■ **Prompt**: Could you copy out every line of the records below word for word, leaving the pictures out?

(Records from a collection)
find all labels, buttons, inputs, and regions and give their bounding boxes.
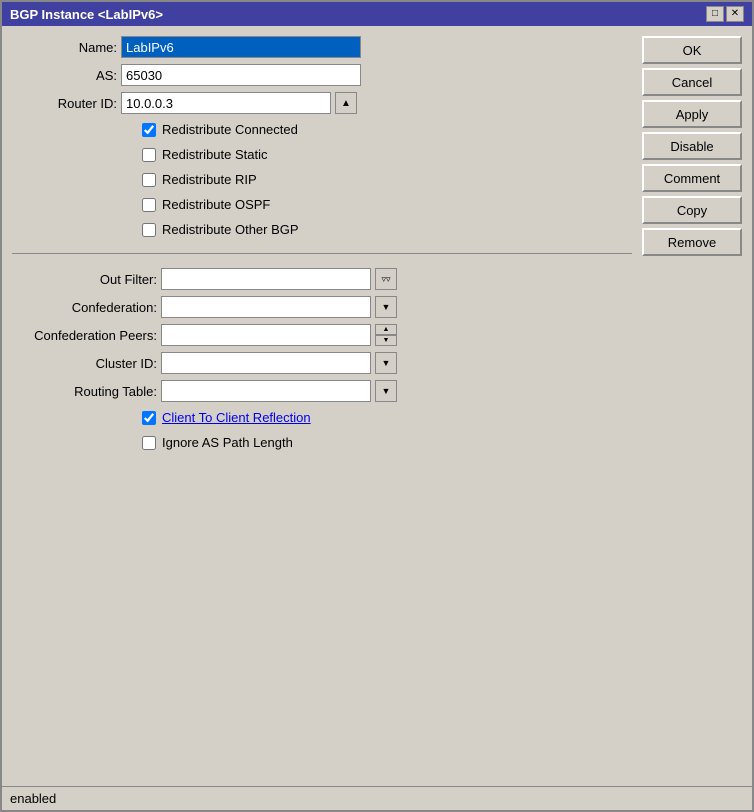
redistribute-rip-row: Redistribute RIP (12, 172, 632, 187)
buttons-area: OK Cancel Apply Disable Comment Copy Rem… (642, 36, 742, 776)
confederation-peers-label: Confederation Peers: (12, 328, 157, 343)
client-reflection-label: Client To Client Reflection (162, 410, 311, 425)
cluster-id-dropdown-btn[interactable]: ▼ (375, 352, 397, 374)
confederation-peers-down[interactable]: ▼ (375, 335, 397, 346)
redistribute-ospf-row: Redistribute OSPF (12, 197, 632, 212)
out-filter-row: Out Filter: ▿▿ (12, 268, 632, 290)
main-window: BGP Instance <LabIPv6> □ ✕ Name: AS: (0, 0, 754, 812)
confederation-dropdown-btn[interactable]: ▼ (375, 296, 397, 318)
confederation-peers-up[interactable]: ▲ (375, 324, 397, 335)
confederation-peers-row: Confederation Peers: ▲ ▼ (12, 324, 632, 346)
main-area: Name: AS: Router ID: ▲ Redistrib (12, 36, 742, 776)
routing-table-label: Routing Table: (12, 384, 157, 399)
as-input[interactable] (121, 64, 361, 86)
confederation-label: Confederation: (12, 300, 157, 315)
redistribute-ospf-checkbox[interactable] (142, 198, 156, 212)
confederation-input[interactable] (161, 296, 371, 318)
as-label: AS: (12, 68, 117, 83)
out-filter-label: Out Filter: (12, 272, 157, 287)
ignore-as-checkbox[interactable] (142, 436, 156, 450)
redistribute-other-bgp-checkbox[interactable] (142, 223, 156, 237)
name-label: Name: (12, 40, 117, 55)
disable-button[interactable]: Disable (642, 132, 742, 160)
divider (12, 253, 632, 254)
title-bar: BGP Instance <LabIPv6> □ ✕ (2, 2, 752, 26)
redistribute-static-label: Redistribute Static (162, 147, 268, 162)
as-row: AS: (12, 64, 632, 86)
redistribute-other-bgp-label: Redistribute Other BGP (162, 222, 299, 237)
cluster-id-row: Cluster ID: ▼ (12, 352, 632, 374)
redistribute-rip-label: Redistribute RIP (162, 172, 257, 187)
redistribute-connected-checkbox[interactable] (142, 123, 156, 137)
redistribute-connected-label: Redistribute Connected (162, 122, 298, 137)
redistribute-other-bgp-row: Redistribute Other BGP (12, 222, 632, 237)
close-button[interactable]: ✕ (726, 6, 744, 22)
client-reflection-checkbox[interactable] (142, 411, 156, 425)
redistribute-static-checkbox[interactable] (142, 148, 156, 162)
router-id-input[interactable] (121, 92, 331, 114)
confederation-row: Confederation: ▼ (12, 296, 632, 318)
client-reflection-row: Client To Client Reflection (12, 410, 632, 425)
name-row: Name: (12, 36, 632, 58)
ok-button[interactable]: OK (642, 36, 742, 64)
router-id-spinner-up[interactable]: ▲ (335, 92, 357, 114)
status-text: enabled (10, 791, 56, 806)
ignore-as-row: Ignore AS Path Length (12, 435, 632, 450)
copy-button[interactable]: Copy (642, 196, 742, 224)
routing-table-dropdown-btn[interactable]: ▼ (375, 380, 397, 402)
minimize-button[interactable]: □ (706, 6, 724, 22)
routing-table-input[interactable] (161, 380, 371, 402)
confederation-peers-spinner: ▲ ▼ (375, 324, 397, 346)
redistribute-connected-row: Redistribute Connected (12, 122, 632, 137)
form-area: Name: AS: Router ID: ▲ Redistrib (12, 36, 632, 776)
remove-button[interactable]: Remove (642, 228, 742, 256)
out-filter-input[interactable] (161, 268, 371, 290)
cancel-button[interactable]: Cancel (642, 68, 742, 96)
window-title: BGP Instance <LabIPv6> (10, 7, 163, 22)
router-id-row: Router ID: ▲ (12, 92, 632, 114)
title-bar-buttons: □ ✕ (706, 6, 744, 22)
confederation-peers-input[interactable] (161, 324, 371, 346)
routing-table-row: Routing Table: ▼ (12, 380, 632, 402)
content-area: Name: AS: Router ID: ▲ Redistrib (2, 26, 752, 786)
redistribute-rip-checkbox[interactable] (142, 173, 156, 187)
ignore-as-label: Ignore AS Path Length (162, 435, 293, 450)
comment-button[interactable]: Comment (642, 164, 742, 192)
cluster-id-label: Cluster ID: (12, 356, 157, 371)
cluster-id-input[interactable] (161, 352, 371, 374)
out-filter-dropdown-btn[interactable]: ▿▿ (375, 268, 397, 290)
apply-button[interactable]: Apply (642, 100, 742, 128)
status-bar: enabled (2, 786, 752, 810)
router-id-label: Router ID: (12, 96, 117, 111)
redistribute-static-row: Redistribute Static (12, 147, 632, 162)
name-input[interactable] (121, 36, 361, 58)
redistribute-ospf-label: Redistribute OSPF (162, 197, 270, 212)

■ **Finished exercise**:
find all labels, buttons, inputs, and regions and give their bounding boxes.
redistribute-rip-row: Redistribute RIP (12, 172, 632, 187)
buttons-area: OK Cancel Apply Disable Comment Copy Rem… (642, 36, 742, 776)
confederation-peers-label: Confederation Peers: (12, 328, 157, 343)
client-reflection-label: Client To Client Reflection (162, 410, 311, 425)
cluster-id-dropdown-btn[interactable]: ▼ (375, 352, 397, 374)
confederation-peers-down[interactable]: ▼ (375, 335, 397, 346)
redistribute-ospf-row: Redistribute OSPF (12, 197, 632, 212)
out-filter-row: Out Filter: ▿▿ (12, 268, 632, 290)
main-window: BGP Instance <LabIPv6> □ ✕ Name: AS: (0, 0, 754, 812)
confederation-dropdown-btn[interactable]: ▼ (375, 296, 397, 318)
confederation-peers-up[interactable]: ▲ (375, 324, 397, 335)
confederation-peers-row: Confederation Peers: ▲ ▼ (12, 324, 632, 346)
main-area: Name: AS: Router ID: ▲ Redistrib (12, 36, 742, 776)
routing-table-label: Routing Table: (12, 384, 157, 399)
as-input[interactable] (121, 64, 361, 86)
confederation-label: Confederation: (12, 300, 157, 315)
redistribute-ospf-checkbox[interactable] (142, 198, 156, 212)
confederation-input[interactable] (161, 296, 371, 318)
as-label: AS: (12, 68, 117, 83)
out-filter-label: Out Filter: (12, 272, 157, 287)
ignore-as-checkbox[interactable] (142, 436, 156, 450)
redistribute-other-bgp-checkbox[interactable] (142, 223, 156, 237)
name-label: Name: (12, 40, 117, 55)
disable-button[interactable]: Disable (642, 132, 742, 160)
divider (12, 253, 632, 254)
title-bar: BGP Instance <LabIPv6> □ ✕ (2, 2, 752, 26)
redistribute-static-label: Redistribute Static (162, 147, 268, 162)
as-row: AS: (12, 64, 632, 86)
redistribute-other-bgp-label: Redistribute Other BGP (162, 222, 299, 237)
cluster-id-row: Cluster ID: ▼ (12, 352, 632, 374)
redistribute-rip-label: Redistribute RIP (162, 172, 257, 187)
redistribute-connected-checkbox[interactable] (142, 123, 156, 137)
redistribute-connected-label: Redistribute Connected (162, 122, 298, 137)
redistribute-other-bgp-row: Redistribute Other BGP (12, 222, 632, 237)
close-button[interactable]: ✕ (726, 6, 744, 22)
client-reflection-checkbox[interactable] (142, 411, 156, 425)
redistribute-static-checkbox[interactable] (142, 148, 156, 162)
router-id-input[interactable] (121, 92, 331, 114)
confederation-row: Confederation: ▼ (12, 296, 632, 318)
client-reflection-row: Client To Client Reflection (12, 410, 632, 425)
name-row: Name: (12, 36, 632, 58)
ok-button[interactable]: OK (642, 36, 742, 64)
router-id-spinner-up[interactable]: ▲ (335, 92, 357, 114)
status-text: enabled (10, 791, 56, 806)
ignore-as-row: Ignore AS Path Length (12, 435, 632, 450)
copy-button[interactable]: Copy (642, 196, 742, 224)
routing-table-dropdown-btn[interactable]: ▼ (375, 380, 397, 402)
minimize-button[interactable]: □ (706, 6, 724, 22)
routing-table-input[interactable] (161, 380, 371, 402)
confederation-peers-spinner: ▲ ▼ (375, 324, 397, 346)
redistribute-connected-row: Redistribute Connected (12, 122, 632, 137)
form-area: Name: AS: Router ID: ▲ Redistrib (12, 36, 632, 776)
remove-button[interactable]: Remove (642, 228, 742, 256)
out-filter-input[interactable] (161, 268, 371, 290)
cancel-button[interactable]: Cancel (642, 68, 742, 96)
window-title: BGP Instance <LabIPv6> (10, 7, 163, 22)
router-id-row: Router ID: ▲ (12, 92, 632, 114)
title-bar-buttons: □ ✕ (706, 6, 744, 22)
confederation-peers-input[interactable] (161, 324, 371, 346)
routing-table-row: Routing Table: ▼ (12, 380, 632, 402)
content-area: Name: AS: Router ID: ▲ Redistrib (2, 26, 752, 786)
redistribute-rip-checkbox[interactable] (142, 173, 156, 187)
ignore-as-label: Ignore AS Path Length (162, 435, 293, 450)
comment-button[interactable]: Comment (642, 164, 742, 192)
cluster-id-label: Cluster ID: (12, 356, 157, 371)
cluster-id-input[interactable] (161, 352, 371, 374)
out-filter-dropdown-btn[interactable]: ▿▿ (375, 268, 397, 290)
apply-button[interactable]: Apply (642, 100, 742, 128)
status-bar: enabled (2, 786, 752, 810)
router-id-label: Router ID: (12, 96, 117, 111)
redistribute-static-row: Redistribute Static (12, 147, 632, 162)
name-input[interactable] (121, 36, 361, 58)
redistribute-ospf-label: Redistribute OSPF (162, 197, 270, 212)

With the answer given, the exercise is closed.